**Exercise description:** Rewrite all of the rows below, replacing every instance of "candle-body" with "candlestick-body" and leaving everything else unchanged.

Layout annotation rows:

** start **

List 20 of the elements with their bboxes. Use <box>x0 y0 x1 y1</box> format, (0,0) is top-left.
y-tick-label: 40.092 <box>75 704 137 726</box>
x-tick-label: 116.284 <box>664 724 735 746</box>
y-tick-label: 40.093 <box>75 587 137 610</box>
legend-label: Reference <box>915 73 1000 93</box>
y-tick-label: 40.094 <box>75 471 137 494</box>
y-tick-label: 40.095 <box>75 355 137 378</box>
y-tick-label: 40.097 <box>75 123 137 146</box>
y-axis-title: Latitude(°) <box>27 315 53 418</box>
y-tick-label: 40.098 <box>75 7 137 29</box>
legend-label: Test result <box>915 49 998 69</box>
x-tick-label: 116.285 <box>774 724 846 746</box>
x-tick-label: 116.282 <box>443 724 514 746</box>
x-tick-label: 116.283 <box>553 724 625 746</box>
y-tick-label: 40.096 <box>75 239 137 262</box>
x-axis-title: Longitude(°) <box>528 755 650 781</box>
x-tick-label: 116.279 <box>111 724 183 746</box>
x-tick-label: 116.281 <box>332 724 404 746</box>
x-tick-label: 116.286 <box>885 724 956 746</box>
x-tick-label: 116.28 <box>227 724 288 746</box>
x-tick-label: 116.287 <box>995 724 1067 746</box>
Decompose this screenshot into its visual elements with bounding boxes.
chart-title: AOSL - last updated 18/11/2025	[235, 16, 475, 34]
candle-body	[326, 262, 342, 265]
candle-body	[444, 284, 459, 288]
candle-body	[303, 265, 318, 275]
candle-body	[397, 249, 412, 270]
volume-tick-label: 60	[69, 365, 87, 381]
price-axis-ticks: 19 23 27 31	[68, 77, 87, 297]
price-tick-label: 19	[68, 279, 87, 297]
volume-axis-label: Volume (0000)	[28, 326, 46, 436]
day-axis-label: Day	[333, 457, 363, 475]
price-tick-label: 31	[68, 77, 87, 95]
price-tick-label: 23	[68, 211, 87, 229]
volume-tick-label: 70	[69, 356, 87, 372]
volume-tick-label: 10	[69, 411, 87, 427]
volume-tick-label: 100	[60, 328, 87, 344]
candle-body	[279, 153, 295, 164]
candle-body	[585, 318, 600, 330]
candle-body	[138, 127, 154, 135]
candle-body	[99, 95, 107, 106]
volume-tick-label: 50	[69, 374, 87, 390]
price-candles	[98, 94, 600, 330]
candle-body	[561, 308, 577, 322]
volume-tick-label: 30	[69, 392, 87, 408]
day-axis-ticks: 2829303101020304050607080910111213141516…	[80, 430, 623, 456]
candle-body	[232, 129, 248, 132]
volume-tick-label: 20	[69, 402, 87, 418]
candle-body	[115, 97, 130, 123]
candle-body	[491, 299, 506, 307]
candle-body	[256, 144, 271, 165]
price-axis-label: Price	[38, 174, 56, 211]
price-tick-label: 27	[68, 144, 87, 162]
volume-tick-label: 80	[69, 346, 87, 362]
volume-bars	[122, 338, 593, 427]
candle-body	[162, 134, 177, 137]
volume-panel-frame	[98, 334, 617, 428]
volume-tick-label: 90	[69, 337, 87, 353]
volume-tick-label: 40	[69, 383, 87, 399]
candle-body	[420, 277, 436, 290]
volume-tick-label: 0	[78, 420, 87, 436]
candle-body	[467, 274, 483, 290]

** end **

**Problem solution:**
List 20 of the elements with their bboxes. Use <box>x0 y0 x1 y1</box> format, (0,0) is top-left.
y-tick-label: 40.092 <box>75 704 137 726</box>
x-tick-label: 116.284 <box>664 724 735 746</box>
y-tick-label: 40.093 <box>75 587 137 610</box>
legend-label: Reference <box>915 73 1000 93</box>
y-tick-label: 40.094 <box>75 471 137 494</box>
y-tick-label: 40.095 <box>75 355 137 378</box>
y-tick-label: 40.097 <box>75 123 137 146</box>
y-axis-title: Latitude(°) <box>27 315 53 418</box>
y-tick-label: 40.098 <box>75 7 137 29</box>
legend-label: Test result <box>915 49 998 69</box>
x-tick-label: 116.285 <box>774 724 846 746</box>
x-tick-label: 116.282 <box>443 724 514 746</box>
x-tick-label: 116.283 <box>553 724 625 746</box>
y-tick-label: 40.096 <box>75 239 137 262</box>
x-axis-title: Longitude(°) <box>528 755 650 781</box>
x-tick-label: 116.279 <box>111 724 183 746</box>
x-tick-label: 116.281 <box>332 724 404 746</box>
x-tick-label: 116.286 <box>885 724 956 746</box>
x-tick-label: 116.28 <box>227 724 288 746</box>
x-tick-label: 116.287 <box>995 724 1067 746</box>
Decompose this screenshot into its visual elements with bounding boxes.
chart-title: AOSL - last updated 18/11/2025	[235, 16, 475, 34]
candlestick-body	[326, 262, 342, 265]
candlestick-body	[444, 284, 459, 288]
candlestick-body	[303, 265, 318, 275]
candlestick-body	[397, 249, 412, 270]
volume-tick-label: 60	[69, 365, 87, 381]
price-axis-ticks: 19 23 27 31	[68, 77, 87, 297]
price-tick-label: 19	[68, 279, 87, 297]
volume-axis-label: Volume (0000)	[28, 326, 46, 436]
day-axis-label: Day	[333, 457, 363, 475]
price-tick-label: 31	[68, 77, 87, 95]
price-tick-label: 23	[68, 211, 87, 229]
volume-tick-label: 70	[69, 356, 87, 372]
volume-tick-label: 10	[69, 411, 87, 427]
volume-tick-label: 100	[60, 328, 87, 344]
candlestick-body	[279, 153, 295, 164]
candlestick-body	[585, 318, 600, 330]
candlestick-body	[138, 127, 154, 135]
candlestick-body	[99, 95, 107, 106]
volume-tick-label: 50	[69, 374, 87, 390]
price-candles	[98, 94, 600, 330]
candlestick-body	[561, 308, 577, 322]
volume-tick-label: 30	[69, 392, 87, 408]
day-axis-ticks: 2829303101020304050607080910111213141516…	[80, 430, 623, 456]
candlestick-body	[232, 129, 248, 132]
volume-tick-label: 20	[69, 402, 87, 418]
candlestick-body	[115, 97, 130, 123]
candlestick-body	[491, 299, 506, 307]
candlestick-body	[256, 144, 271, 165]
price-axis-label: Price	[38, 174, 56, 211]
price-tick-label: 27	[68, 144, 87, 162]
volume-tick-label: 80	[69, 346, 87, 362]
volume-bars	[122, 338, 593, 427]
candlestick-body	[162, 134, 177, 137]
volume-panel-frame	[98, 334, 617, 428]
volume-tick-label: 90	[69, 337, 87, 353]
volume-tick-label: 40	[69, 383, 87, 399]
candlestick-body	[420, 277, 436, 290]
volume-tick-label: 0	[78, 420, 87, 436]
candlestick-body	[467, 274, 483, 290]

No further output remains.